*TASK REQUIREMENTS*
Answer these questions from the article below about the Brooklyn maraschino cherry factory, one answer per line.
1. What did police officers and environmental regulators find in the factory's hidden basement?
2. In what year did bees begin returning to their hives glowing red?
3. What did local beekeepers find when they tested the honey?

*QUOTED TEXT*
+ + + +

There’s been a buzz around an old maraschino cherry factory in Brooklyn.
In 2015, Arthur Mondella, the third generation owner of Dell’s Maraschino Cherries Company, took his own life in a bathroom at the large factory in Red Hook, Brooklyn’s waterside industrial outpost. Before shooting himself with .357 Magnum pistol, Mondella had watched as police officers and environmental regulators were about to uncover a secret passageway to the factory’s hidden basement, which housed a serious colony of cannabis plants and hundreds of pounds of pre-packaged bud.
At the time of Mondella’s death and the grow-op discovery, the story straight out of Breaking Bad inspired national headlines and I-told-you-so rumors from dog walkers and postal carriers with strong senses of smell throughout the Brooklyn neighborhood. This week, however, a new deep dive into the subject from New Yorker writer Ian Frazier uncovers the full stranger-than-fiction story, including how Mondella’s secret stash was discovered and how his daughters have taken the family business to new heights, sans-weed, in the years since.
Headlines from the original 2015 coverage of this strange tale
While most of the headlines about Mondella from three years ago focused on the cherry producer’s unexpected suicide, Frazier’s story begins all the way back in 2010, when bees in Redhook began returning to their hives glowing red. For a local beekeeping community that had just recently begun growing thanks to a change in local law, the site of bright red bees, and subsequently tinted honey, caused immediate concern.
But after ruling out all other possible explanations for the bees’ color shift, local beekeepers tested the tainted honey and found food-safe red dyes; the exact same coloring used at Dell’s Maraschino Cherries Company.
After helping to solve the sticky riddle, a local bee expert, Andrew Coté, met with Mondella to try and solve the problem. The two met amicably at the Dell’s factory, where Coté offered advice on how to prevent syrup spills, tighten the factory’s filtration screens, and generally keep the bees out of his product.

+ + + +

Part of a data file
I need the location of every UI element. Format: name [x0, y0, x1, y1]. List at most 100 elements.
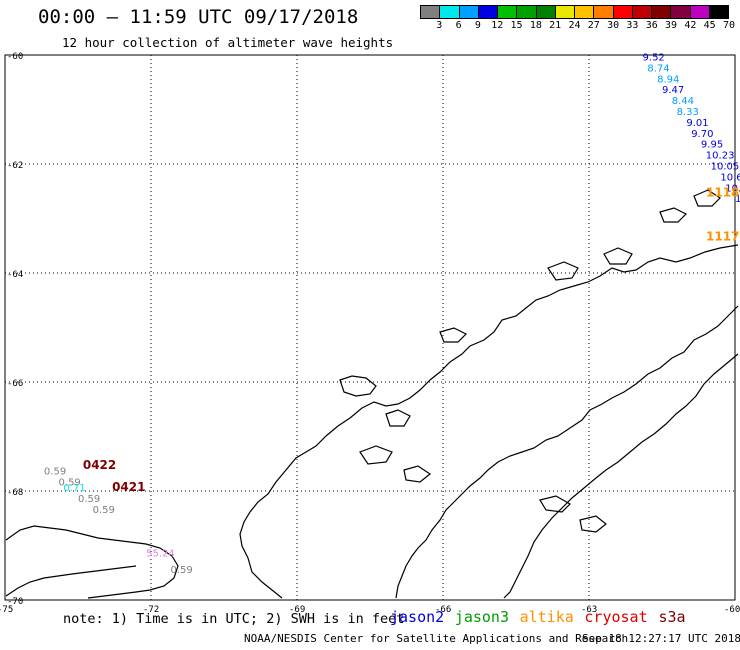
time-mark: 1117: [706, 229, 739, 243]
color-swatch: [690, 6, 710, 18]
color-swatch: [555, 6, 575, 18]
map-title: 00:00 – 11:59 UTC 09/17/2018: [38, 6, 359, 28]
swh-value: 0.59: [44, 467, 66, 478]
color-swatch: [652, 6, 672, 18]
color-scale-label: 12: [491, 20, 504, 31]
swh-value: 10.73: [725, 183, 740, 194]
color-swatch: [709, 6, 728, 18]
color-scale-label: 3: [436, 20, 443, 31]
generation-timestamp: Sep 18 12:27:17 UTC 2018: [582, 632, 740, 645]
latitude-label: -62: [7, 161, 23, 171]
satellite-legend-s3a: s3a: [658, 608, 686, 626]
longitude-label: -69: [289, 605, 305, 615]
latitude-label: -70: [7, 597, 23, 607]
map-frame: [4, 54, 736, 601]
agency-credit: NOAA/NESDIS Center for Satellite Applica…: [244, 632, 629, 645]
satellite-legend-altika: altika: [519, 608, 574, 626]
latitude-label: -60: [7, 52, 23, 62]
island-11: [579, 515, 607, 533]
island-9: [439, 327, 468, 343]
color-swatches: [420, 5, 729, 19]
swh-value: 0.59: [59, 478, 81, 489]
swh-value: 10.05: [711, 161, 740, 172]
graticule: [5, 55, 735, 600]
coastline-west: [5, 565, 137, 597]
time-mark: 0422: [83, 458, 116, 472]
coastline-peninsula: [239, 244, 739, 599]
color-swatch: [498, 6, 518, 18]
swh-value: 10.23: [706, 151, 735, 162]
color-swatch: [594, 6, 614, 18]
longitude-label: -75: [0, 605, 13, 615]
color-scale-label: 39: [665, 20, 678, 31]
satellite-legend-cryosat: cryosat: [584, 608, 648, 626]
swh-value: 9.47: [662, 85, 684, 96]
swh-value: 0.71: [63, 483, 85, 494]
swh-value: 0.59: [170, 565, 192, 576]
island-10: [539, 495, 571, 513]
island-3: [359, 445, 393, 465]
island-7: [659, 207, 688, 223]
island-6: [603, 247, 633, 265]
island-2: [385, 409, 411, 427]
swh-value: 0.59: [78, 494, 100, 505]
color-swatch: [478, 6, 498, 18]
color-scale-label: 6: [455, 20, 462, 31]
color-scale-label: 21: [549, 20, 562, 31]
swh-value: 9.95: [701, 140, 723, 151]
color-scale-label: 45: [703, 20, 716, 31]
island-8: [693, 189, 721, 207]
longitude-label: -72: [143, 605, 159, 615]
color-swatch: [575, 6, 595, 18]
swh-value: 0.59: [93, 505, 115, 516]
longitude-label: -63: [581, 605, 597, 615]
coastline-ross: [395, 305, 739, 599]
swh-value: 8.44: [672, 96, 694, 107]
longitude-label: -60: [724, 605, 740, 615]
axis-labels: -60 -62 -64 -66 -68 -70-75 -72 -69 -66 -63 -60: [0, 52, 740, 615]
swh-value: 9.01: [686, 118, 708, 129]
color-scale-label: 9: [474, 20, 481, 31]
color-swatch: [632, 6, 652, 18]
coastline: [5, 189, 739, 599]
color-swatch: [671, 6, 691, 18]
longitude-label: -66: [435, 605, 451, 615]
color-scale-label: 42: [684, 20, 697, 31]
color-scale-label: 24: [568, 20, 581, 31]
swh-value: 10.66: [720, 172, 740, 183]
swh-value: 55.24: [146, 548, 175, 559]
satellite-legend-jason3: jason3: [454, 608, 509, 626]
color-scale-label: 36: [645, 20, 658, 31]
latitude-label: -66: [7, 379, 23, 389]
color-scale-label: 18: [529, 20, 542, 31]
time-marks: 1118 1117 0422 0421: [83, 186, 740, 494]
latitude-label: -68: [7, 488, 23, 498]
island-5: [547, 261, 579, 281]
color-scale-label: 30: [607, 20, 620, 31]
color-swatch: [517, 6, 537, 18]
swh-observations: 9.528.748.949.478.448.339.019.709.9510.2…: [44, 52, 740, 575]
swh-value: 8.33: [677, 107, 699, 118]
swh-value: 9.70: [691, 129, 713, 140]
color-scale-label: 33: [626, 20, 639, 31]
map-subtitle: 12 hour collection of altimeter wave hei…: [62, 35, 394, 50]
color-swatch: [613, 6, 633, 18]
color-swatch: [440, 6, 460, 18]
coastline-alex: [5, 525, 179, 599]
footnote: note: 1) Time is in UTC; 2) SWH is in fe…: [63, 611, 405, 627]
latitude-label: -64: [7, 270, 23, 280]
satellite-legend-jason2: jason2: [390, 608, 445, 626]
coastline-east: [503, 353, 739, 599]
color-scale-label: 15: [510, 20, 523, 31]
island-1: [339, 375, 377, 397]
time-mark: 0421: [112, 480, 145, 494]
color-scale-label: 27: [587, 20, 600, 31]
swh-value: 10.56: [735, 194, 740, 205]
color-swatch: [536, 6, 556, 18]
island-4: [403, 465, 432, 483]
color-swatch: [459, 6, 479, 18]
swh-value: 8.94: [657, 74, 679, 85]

+ + + +

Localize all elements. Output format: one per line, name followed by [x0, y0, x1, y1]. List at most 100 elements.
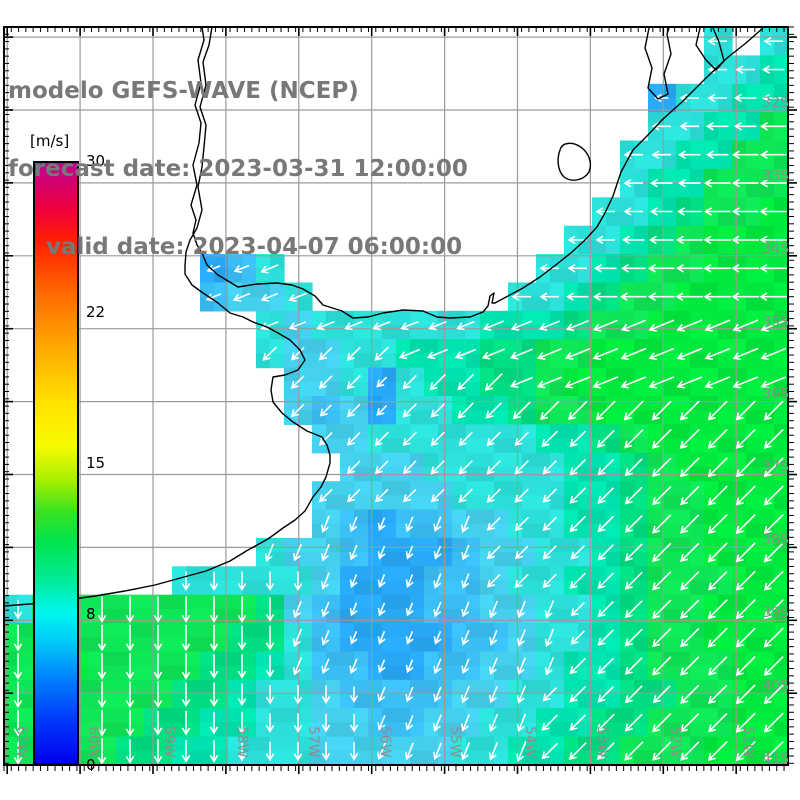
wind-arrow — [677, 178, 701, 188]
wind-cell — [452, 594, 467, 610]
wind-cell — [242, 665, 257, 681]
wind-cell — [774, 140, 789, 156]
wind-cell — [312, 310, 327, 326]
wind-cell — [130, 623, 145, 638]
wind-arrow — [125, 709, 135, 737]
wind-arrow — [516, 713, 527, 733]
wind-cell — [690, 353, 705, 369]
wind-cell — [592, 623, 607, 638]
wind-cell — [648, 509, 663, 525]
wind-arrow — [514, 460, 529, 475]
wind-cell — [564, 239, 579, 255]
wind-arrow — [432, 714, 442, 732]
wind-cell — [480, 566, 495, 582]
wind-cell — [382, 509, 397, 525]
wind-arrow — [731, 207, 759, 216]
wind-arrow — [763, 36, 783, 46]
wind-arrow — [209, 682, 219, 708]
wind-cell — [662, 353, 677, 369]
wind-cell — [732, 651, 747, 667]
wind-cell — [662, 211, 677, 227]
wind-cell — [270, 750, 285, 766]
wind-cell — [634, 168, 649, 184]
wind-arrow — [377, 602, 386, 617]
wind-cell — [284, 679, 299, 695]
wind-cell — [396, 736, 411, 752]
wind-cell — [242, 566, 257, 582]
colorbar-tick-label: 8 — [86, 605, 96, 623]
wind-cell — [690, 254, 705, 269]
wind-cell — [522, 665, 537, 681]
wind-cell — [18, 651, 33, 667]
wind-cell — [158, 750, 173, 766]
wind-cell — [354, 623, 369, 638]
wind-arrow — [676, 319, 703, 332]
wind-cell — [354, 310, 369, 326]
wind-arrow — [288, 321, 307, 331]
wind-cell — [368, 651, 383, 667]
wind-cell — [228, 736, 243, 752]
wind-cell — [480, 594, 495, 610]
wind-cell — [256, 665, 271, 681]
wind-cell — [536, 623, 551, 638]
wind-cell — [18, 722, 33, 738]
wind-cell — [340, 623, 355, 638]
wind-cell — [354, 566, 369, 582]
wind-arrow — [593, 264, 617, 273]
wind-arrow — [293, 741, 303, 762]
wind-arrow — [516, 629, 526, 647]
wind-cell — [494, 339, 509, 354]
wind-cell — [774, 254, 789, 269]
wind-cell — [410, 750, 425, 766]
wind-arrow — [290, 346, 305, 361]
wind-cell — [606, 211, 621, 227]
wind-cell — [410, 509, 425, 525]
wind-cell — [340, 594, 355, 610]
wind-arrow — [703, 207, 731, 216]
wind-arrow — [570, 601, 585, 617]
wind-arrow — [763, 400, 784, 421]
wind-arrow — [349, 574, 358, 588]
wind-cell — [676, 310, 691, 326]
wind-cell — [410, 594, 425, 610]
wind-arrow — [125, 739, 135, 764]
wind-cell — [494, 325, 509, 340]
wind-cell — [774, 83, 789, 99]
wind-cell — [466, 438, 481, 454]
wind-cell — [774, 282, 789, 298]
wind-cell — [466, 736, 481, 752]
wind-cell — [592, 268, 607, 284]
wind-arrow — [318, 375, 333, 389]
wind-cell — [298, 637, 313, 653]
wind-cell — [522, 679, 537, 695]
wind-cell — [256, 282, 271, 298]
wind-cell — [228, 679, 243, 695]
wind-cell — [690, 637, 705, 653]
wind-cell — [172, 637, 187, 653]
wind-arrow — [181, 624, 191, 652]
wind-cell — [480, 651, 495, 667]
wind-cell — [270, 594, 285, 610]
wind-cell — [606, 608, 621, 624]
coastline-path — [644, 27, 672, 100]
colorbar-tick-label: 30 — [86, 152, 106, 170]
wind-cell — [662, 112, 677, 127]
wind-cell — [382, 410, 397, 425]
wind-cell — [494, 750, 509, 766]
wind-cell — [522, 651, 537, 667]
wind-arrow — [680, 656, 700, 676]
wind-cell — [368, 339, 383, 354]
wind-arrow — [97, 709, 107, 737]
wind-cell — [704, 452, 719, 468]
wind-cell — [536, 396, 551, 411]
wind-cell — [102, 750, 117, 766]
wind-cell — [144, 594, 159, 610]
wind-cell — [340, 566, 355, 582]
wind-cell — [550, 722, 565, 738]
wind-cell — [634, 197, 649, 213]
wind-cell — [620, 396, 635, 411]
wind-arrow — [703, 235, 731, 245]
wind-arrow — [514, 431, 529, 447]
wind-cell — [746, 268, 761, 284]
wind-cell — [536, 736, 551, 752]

+ + + +

*ANSWER BELOW*
1. A colony of cannabis plants and hundreds of pounds of pre-packaged bud.
2. 2010.
3. Food-safe red dyes, the same coloring used at Dell's Maraschino Cherries Company.